→ **Items from a figure collection**:
▼

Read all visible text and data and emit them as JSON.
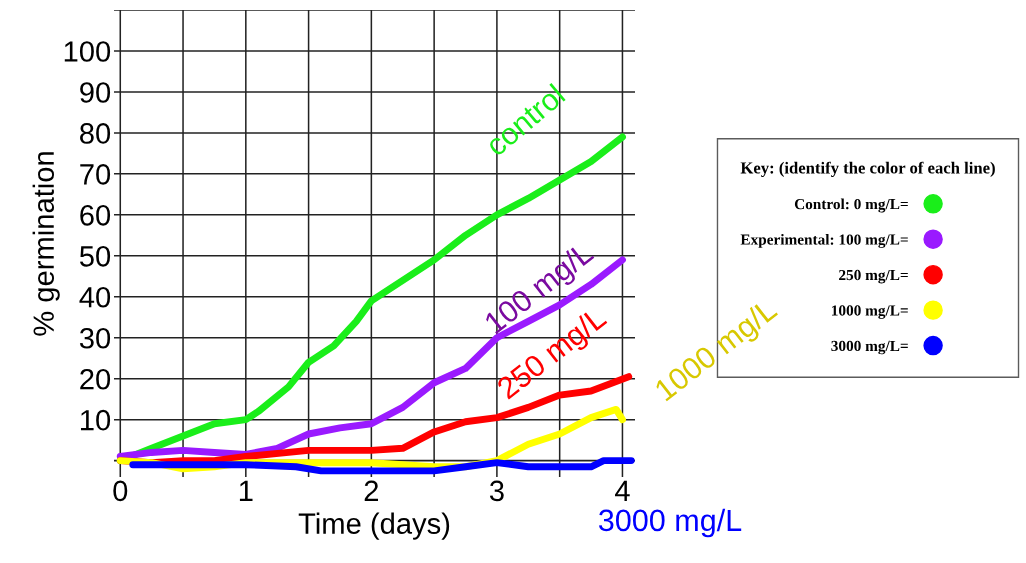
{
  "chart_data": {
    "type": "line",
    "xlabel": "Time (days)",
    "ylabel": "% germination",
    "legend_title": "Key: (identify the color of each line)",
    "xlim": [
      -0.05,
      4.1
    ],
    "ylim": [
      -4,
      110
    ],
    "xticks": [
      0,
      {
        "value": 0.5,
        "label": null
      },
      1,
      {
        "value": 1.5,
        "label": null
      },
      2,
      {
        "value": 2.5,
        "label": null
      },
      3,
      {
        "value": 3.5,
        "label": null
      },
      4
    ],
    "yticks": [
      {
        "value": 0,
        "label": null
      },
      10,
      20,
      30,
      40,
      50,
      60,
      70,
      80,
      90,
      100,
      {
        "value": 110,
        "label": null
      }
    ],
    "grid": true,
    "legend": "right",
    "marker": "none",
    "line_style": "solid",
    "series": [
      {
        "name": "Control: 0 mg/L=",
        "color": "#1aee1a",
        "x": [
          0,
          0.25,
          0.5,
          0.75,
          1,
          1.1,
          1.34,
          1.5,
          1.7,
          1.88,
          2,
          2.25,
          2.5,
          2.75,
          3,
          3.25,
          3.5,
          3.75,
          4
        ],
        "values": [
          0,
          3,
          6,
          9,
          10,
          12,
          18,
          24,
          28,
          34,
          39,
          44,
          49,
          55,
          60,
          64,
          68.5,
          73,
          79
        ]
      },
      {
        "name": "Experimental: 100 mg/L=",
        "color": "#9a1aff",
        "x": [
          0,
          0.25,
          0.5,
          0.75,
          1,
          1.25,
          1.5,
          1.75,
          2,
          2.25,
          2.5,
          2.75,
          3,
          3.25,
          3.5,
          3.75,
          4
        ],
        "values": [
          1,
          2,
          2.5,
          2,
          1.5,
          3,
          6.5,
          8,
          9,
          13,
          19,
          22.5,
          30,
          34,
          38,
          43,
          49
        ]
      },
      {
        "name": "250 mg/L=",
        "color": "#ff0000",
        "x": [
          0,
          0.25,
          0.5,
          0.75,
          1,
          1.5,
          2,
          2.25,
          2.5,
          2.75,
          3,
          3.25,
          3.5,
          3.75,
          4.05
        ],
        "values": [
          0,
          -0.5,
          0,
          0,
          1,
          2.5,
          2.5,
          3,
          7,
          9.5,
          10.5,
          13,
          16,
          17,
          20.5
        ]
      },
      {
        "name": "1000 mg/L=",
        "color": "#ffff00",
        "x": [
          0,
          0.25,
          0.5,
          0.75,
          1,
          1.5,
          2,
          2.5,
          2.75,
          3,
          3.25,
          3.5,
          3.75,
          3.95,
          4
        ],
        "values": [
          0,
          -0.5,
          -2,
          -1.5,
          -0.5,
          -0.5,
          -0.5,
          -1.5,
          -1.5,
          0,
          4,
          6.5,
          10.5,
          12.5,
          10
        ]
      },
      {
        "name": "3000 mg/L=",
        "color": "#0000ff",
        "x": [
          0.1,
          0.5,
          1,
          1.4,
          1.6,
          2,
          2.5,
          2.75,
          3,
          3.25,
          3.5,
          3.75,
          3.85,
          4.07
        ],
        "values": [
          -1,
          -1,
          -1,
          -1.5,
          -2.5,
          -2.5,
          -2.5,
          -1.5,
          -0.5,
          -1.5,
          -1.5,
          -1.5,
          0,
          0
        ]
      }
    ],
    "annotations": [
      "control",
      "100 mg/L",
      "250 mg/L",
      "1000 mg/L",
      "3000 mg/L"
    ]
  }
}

▲

→ **THE REQUEST**: All of the lines above should be retyped precisely, apart from the pictures.

→ **EXERCISE OUTPUT**:
Read all visible text and data and emit them as JSON.
{
  "chart_data": {
    "type": "line",
    "xlabel": "Time (days)",
    "ylabel": "% germination",
    "legend_title": "Key: (identify the color of each line)",
    "xlim": [
      -0.05,
      4.1
    ],
    "ylim": [
      -4,
      110
    ],
    "xticks": [
      0,
      {
        "value": 0.5,
        "label": null
      },
      1,
      {
        "value": 1.5,
        "label": null
      },
      2,
      {
        "value": 2.5,
        "label": null
      },
      3,
      {
        "value": 3.5,
        "label": null
      },
      4
    ],
    "yticks": [
      {
        "value": 0,
        "label": null
      },
      10,
      20,
      30,
      40,
      50,
      60,
      70,
      80,
      90,
      100,
      {
        "value": 110,
        "label": null
      }
    ],
    "grid": true,
    "legend": "right",
    "marker": "none",
    "line_style": "solid",
    "series": [
      {
        "name": "Control: 0 mg/L=",
        "color": "#1aee1a",
        "x": [
          0,
          0.25,
          0.5,
          0.75,
          1,
          1.1,
          1.34,
          1.5,
          1.7,
          1.88,
          2,
          2.25,
          2.5,
          2.75,
          3,
          3.25,
          3.5,
          3.75,
          4
        ],
        "values": [
          0,
          3,
          6,
          9,
          10,
          12,
          18,
          24,
          28,
          34,
          39,
          44,
          49,
          55,
          60,
          64,
          68.5,
          73,
          79
        ]
      },
      {
        "name": "Experimental: 100 mg/L=",
        "color": "#9a1aff",
        "x": [
          0,
          0.25,
          0.5,
          0.75,
          1,
          1.25,
          1.5,
          1.75,
          2,
          2.25,
          2.5,
          2.75,
          3,
          3.25,
          3.5,
          3.75,
          4
        ],
        "values": [
          1,
          2,
          2.5,
          2,
          1.5,
          3,
          6.5,
          8,
          9,
          13,
          19,
          22.5,
          30,
          34,
          38,
          43,
          49
        ]
      },
      {
        "name": "250 mg/L=",
        "color": "#ff0000",
        "x": [
          0,
          0.25,
          0.5,
          0.75,
          1,
          1.5,
          2,
          2.25,
          2.5,
          2.75,
          3,
          3.25,
          3.5,
          3.75,
          4.05
        ],
        "values": [
          0,
          -0.5,
          0,
          0,
          1,
          2.5,
          2.5,
          3,
          7,
          9.5,
          10.5,
          13,
          16,
          17,
          20.5
        ]
      },
      {
        "name": "1000 mg/L=",
        "color": "#ffff00",
        "x": [
          0,
          0.25,
          0.5,
          0.75,
          1,
          1.5,
          2,
          2.5,
          2.75,
          3,
          3.25,
          3.5,
          3.75,
          3.95,
          4
        ],
        "values": [
          0,
          -0.5,
          -2,
          -1.5,
          -0.5,
          -0.5,
          -0.5,
          -1.5,
          -1.5,
          0,
          4,
          6.5,
          10.5,
          12.5,
          10
        ]
      },
      {
        "name": "3000 mg/L=",
        "color": "#0000ff",
        "x": [
          0.1,
          0.5,
          1,
          1.4,
          1.6,
          2,
          2.5,
          2.75,
          3,
          3.25,
          3.5,
          3.75,
          3.85,
          4.07
        ],
        "values": [
          -1,
          -1,
          -1,
          -1.5,
          -2.5,
          -2.5,
          -2.5,
          -1.5,
          -0.5,
          -1.5,
          -1.5,
          -1.5,
          0,
          0
        ]
      }
    ],
    "annotations": [
      "control",
      "100 mg/L",
      "250 mg/L",
      "1000 mg/L",
      "3000 mg/L"
    ]
  }
}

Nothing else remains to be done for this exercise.